Task details: Please copy every line of the records below that holds the word "adalah".

(Stored records)
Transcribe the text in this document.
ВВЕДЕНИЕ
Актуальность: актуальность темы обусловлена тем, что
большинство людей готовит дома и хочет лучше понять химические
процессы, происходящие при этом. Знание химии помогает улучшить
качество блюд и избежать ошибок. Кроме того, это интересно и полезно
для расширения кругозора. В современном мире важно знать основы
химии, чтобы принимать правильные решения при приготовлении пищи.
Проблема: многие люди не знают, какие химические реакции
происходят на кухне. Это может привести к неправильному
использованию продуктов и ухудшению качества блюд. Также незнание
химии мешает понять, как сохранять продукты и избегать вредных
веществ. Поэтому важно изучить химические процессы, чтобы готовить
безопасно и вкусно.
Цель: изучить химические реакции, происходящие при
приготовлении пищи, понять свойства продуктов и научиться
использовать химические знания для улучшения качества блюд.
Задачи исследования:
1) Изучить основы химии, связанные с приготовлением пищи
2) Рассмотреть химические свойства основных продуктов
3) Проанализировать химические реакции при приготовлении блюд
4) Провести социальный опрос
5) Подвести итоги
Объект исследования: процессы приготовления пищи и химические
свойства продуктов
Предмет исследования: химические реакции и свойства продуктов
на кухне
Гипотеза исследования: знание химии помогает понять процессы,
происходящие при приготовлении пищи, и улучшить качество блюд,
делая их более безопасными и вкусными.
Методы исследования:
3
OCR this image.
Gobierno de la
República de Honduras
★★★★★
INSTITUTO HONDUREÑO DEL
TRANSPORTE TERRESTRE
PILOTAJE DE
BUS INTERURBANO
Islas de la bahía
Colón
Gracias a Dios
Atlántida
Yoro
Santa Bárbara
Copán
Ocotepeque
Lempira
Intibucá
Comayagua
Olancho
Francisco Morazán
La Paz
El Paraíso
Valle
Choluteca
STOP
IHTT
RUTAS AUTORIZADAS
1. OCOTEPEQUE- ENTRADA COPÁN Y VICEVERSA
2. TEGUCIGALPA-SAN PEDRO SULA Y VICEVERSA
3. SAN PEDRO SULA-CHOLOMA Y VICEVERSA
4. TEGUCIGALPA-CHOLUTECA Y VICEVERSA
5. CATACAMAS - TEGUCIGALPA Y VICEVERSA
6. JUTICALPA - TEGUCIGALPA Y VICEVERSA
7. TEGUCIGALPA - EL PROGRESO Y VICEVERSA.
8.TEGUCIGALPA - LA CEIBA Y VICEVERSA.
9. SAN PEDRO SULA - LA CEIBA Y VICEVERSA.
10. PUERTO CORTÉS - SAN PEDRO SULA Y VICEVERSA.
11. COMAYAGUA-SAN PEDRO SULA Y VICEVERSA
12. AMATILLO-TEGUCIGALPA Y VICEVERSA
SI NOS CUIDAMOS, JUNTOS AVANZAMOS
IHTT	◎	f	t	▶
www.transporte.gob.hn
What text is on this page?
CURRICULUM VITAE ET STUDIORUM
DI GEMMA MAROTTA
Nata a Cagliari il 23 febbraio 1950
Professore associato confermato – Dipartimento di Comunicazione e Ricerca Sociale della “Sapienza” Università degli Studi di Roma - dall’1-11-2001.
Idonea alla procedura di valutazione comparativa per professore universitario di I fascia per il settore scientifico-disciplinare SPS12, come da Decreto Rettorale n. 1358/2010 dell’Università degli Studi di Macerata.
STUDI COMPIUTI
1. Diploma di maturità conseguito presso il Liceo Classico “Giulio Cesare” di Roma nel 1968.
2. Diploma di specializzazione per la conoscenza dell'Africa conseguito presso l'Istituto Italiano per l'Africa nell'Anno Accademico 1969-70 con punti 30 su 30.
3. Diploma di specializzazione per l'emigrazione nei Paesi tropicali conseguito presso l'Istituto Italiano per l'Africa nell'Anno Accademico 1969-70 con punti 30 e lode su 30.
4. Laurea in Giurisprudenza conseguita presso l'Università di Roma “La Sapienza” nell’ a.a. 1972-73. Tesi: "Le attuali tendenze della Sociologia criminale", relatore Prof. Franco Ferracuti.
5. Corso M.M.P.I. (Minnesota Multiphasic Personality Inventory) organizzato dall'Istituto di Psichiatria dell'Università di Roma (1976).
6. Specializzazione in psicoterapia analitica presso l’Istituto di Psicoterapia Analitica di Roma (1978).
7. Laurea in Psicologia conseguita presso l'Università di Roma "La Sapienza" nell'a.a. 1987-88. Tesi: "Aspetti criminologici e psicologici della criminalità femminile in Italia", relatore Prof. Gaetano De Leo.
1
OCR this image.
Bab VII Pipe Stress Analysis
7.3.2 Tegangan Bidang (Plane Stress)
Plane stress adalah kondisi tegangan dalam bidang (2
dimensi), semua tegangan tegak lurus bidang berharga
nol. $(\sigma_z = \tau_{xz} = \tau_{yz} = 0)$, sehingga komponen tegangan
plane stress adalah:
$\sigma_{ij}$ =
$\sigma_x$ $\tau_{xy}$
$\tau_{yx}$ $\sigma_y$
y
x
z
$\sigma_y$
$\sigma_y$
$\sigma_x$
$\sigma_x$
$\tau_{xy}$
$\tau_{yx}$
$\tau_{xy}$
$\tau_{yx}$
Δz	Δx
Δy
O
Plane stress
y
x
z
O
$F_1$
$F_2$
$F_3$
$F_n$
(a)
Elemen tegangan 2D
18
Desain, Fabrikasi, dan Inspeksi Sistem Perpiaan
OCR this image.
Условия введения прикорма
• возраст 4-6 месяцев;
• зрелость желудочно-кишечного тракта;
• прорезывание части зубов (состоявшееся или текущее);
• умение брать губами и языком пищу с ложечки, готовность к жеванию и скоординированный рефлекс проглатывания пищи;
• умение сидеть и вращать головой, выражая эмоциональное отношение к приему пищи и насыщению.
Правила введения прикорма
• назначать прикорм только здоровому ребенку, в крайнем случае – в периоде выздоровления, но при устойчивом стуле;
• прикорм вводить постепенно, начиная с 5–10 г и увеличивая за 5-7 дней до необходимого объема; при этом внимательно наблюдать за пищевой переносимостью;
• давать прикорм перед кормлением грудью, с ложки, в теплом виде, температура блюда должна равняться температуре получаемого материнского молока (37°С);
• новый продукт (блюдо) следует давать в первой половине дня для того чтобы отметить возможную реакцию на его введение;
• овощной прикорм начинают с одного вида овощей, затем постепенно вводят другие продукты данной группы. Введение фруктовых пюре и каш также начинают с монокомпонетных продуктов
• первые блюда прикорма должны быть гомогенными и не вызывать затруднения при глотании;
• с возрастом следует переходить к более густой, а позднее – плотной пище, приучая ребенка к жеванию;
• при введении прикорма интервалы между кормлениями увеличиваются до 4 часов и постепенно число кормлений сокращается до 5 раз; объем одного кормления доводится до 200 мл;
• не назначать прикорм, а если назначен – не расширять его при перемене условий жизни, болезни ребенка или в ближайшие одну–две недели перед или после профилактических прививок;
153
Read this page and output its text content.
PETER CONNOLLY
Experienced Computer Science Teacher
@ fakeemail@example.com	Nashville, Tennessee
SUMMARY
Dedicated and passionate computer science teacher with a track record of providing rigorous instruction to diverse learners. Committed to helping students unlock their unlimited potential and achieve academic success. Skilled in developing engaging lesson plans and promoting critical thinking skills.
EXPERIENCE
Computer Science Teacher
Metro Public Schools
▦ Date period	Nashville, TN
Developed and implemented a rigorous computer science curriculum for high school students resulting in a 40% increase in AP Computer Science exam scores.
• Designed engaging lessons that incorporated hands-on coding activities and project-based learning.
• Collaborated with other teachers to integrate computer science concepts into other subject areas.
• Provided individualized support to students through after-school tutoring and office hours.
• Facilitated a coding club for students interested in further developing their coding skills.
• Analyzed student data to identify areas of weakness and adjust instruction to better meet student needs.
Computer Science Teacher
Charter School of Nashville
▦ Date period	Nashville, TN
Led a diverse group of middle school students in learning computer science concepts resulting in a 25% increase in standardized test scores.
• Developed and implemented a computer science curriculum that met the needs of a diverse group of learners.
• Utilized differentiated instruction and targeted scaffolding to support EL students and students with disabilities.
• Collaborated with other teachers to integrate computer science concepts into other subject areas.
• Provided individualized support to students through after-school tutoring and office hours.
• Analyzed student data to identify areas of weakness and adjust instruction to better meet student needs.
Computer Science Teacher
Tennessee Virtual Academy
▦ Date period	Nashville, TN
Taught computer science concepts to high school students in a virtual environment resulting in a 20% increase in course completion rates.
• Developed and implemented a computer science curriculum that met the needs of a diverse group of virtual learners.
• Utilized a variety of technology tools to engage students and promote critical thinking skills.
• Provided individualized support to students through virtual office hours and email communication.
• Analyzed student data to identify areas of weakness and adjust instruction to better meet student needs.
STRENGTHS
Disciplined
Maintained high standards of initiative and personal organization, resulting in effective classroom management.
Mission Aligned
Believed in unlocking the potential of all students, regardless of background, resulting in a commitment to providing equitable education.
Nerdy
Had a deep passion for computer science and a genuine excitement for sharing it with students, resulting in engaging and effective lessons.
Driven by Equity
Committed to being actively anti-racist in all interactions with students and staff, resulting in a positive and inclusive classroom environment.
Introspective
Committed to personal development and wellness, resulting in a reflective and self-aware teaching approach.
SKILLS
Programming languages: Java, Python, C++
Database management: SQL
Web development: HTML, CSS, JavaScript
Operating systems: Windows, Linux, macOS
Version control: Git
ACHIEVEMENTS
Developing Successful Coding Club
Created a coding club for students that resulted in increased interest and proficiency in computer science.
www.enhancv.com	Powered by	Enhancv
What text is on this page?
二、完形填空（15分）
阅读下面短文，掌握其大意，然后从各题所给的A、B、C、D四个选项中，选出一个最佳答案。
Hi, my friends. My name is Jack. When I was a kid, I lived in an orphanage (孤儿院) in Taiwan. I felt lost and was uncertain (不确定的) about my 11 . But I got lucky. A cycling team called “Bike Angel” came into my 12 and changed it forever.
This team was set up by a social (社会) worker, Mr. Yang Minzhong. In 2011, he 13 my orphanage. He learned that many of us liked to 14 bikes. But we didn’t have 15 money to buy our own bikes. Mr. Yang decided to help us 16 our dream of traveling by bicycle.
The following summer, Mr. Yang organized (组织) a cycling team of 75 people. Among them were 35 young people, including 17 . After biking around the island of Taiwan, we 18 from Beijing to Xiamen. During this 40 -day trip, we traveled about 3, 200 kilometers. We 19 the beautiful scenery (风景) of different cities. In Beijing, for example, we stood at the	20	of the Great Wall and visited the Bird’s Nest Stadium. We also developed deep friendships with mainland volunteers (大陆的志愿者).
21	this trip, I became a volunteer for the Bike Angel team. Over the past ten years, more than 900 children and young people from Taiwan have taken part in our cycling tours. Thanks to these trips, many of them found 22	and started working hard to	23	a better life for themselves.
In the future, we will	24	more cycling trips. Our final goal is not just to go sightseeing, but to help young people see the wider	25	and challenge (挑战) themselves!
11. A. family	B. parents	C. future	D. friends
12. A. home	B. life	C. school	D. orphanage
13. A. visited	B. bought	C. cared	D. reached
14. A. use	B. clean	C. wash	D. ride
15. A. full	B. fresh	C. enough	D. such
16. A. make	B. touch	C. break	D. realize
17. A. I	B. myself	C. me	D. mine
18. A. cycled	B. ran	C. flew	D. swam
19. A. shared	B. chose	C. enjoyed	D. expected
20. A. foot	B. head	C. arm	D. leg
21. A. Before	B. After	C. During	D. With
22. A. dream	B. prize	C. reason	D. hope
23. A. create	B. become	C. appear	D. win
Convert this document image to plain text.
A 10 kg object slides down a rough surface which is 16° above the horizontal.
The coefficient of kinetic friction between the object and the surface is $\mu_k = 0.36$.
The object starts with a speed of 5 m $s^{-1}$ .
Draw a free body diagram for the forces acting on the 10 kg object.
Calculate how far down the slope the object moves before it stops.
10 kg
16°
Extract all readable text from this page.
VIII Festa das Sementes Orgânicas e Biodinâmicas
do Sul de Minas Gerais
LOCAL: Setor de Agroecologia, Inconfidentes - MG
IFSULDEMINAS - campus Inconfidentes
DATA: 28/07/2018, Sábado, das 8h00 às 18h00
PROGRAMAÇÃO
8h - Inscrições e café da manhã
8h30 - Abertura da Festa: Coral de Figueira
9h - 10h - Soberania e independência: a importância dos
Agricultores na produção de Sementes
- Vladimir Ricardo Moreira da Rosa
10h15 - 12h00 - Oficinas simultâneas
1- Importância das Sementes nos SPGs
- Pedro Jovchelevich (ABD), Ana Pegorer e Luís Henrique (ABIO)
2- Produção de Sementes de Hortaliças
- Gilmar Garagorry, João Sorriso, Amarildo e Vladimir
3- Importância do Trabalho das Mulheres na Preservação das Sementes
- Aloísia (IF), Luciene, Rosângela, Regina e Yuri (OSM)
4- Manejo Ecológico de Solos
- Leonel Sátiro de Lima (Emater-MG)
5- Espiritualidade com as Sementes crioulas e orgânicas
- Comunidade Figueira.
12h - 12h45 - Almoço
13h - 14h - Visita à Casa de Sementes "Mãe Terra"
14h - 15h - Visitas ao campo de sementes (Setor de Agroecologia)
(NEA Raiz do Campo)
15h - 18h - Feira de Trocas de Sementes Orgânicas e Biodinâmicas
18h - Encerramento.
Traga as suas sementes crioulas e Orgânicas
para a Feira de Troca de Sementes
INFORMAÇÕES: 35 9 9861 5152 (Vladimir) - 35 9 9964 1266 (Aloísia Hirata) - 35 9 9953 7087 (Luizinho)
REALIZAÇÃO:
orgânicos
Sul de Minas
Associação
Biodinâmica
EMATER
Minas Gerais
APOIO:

Output of the task:
Plane stress adalah kondisi tegangan dalam bidang (2
plane stress adalah:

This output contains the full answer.